■ **Do this**
Output word for word the lines from the one with "Output a JSON" to the final line of the data, both ends included, but skip the pictures.

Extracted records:
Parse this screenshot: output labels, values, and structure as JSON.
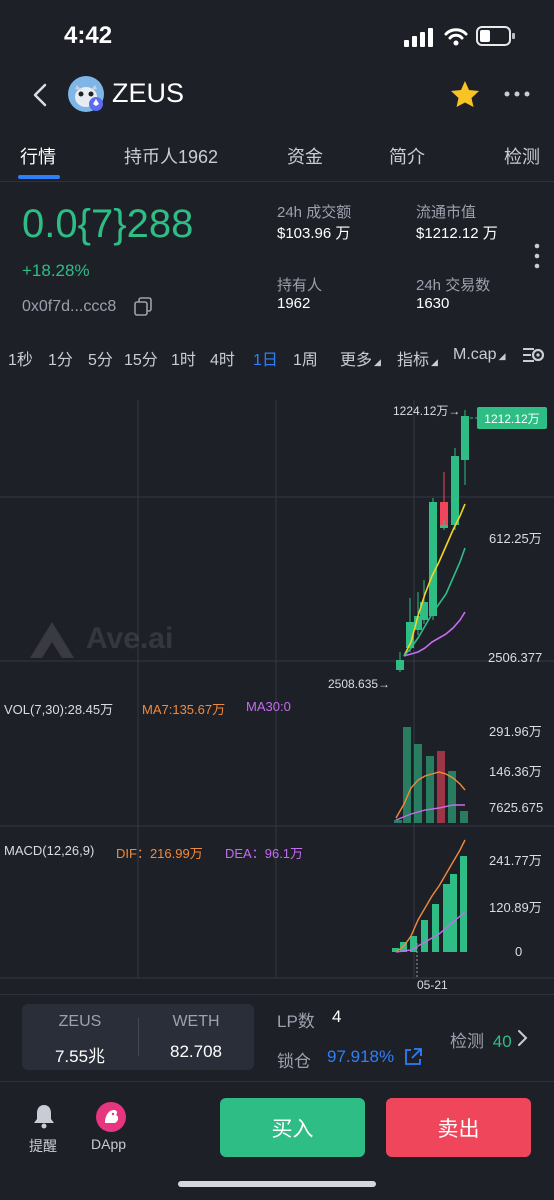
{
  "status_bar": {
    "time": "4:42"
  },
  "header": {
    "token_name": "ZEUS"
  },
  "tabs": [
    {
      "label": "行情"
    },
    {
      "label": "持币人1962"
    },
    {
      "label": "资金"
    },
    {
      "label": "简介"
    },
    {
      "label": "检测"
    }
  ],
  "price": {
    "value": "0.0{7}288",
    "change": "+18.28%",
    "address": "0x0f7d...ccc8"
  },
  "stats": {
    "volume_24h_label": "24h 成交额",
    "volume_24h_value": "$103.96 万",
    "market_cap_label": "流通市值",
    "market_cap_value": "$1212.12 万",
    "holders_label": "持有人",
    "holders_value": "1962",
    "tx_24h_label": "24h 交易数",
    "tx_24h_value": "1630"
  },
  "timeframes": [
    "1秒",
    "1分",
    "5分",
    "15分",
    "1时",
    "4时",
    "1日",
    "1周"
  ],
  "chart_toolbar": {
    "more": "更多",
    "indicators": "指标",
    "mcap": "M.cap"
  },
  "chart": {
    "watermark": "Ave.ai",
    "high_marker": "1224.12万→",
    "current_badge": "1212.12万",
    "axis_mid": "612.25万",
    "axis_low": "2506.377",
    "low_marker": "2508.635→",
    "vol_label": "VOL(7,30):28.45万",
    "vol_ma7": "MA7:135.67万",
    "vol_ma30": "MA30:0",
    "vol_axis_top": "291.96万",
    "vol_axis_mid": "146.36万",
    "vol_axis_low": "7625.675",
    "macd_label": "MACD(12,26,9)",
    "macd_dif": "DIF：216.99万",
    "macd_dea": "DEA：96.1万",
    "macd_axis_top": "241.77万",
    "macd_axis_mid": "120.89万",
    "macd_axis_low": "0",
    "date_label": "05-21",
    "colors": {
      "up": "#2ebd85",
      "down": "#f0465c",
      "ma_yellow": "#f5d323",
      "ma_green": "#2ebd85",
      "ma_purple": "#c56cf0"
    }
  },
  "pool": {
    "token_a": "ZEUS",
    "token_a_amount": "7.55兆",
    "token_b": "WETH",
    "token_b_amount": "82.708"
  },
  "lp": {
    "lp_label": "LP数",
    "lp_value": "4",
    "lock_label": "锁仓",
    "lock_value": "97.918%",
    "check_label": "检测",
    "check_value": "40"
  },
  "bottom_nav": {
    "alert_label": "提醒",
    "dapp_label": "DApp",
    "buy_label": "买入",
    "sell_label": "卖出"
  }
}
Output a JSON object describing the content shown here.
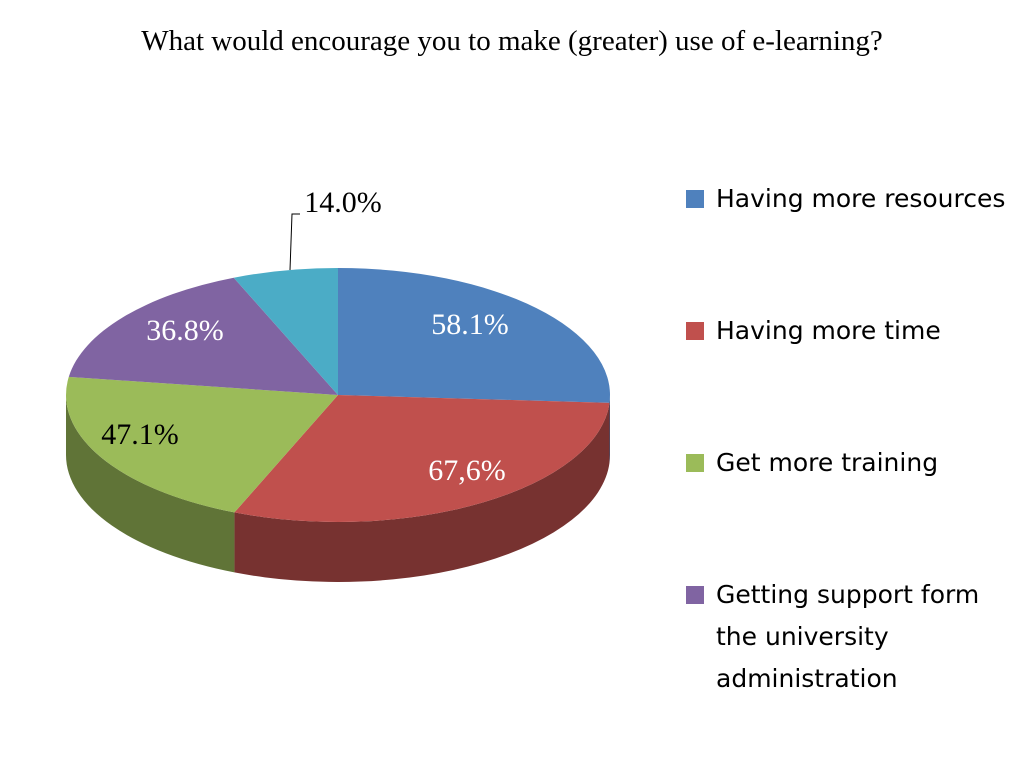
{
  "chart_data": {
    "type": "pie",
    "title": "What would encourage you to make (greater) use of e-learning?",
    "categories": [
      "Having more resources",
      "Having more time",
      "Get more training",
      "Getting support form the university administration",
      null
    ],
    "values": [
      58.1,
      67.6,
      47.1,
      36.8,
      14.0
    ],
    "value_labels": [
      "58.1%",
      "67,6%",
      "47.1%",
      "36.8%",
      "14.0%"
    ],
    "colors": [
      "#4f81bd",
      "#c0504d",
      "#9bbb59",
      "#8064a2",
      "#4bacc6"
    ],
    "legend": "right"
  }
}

■ **Answer to this exercise**
Output a JSON object describing the content shown here.
{
  "chart_data": {
    "type": "pie",
    "title": "What would encourage you to make (greater) use of e-learning?",
    "categories": [
      "Having more resources",
      "Having more time",
      "Get more training",
      "Getting support form the university administration",
      null
    ],
    "values": [
      58.1,
      67.6,
      47.1,
      36.8,
      14.0
    ],
    "value_labels": [
      "58.1%",
      "67,6%",
      "47.1%",
      "36.8%",
      "14.0%"
    ],
    "colors": [
      "#4f81bd",
      "#c0504d",
      "#9bbb59",
      "#8064a2",
      "#4bacc6"
    ],
    "legend": "right"
  }
}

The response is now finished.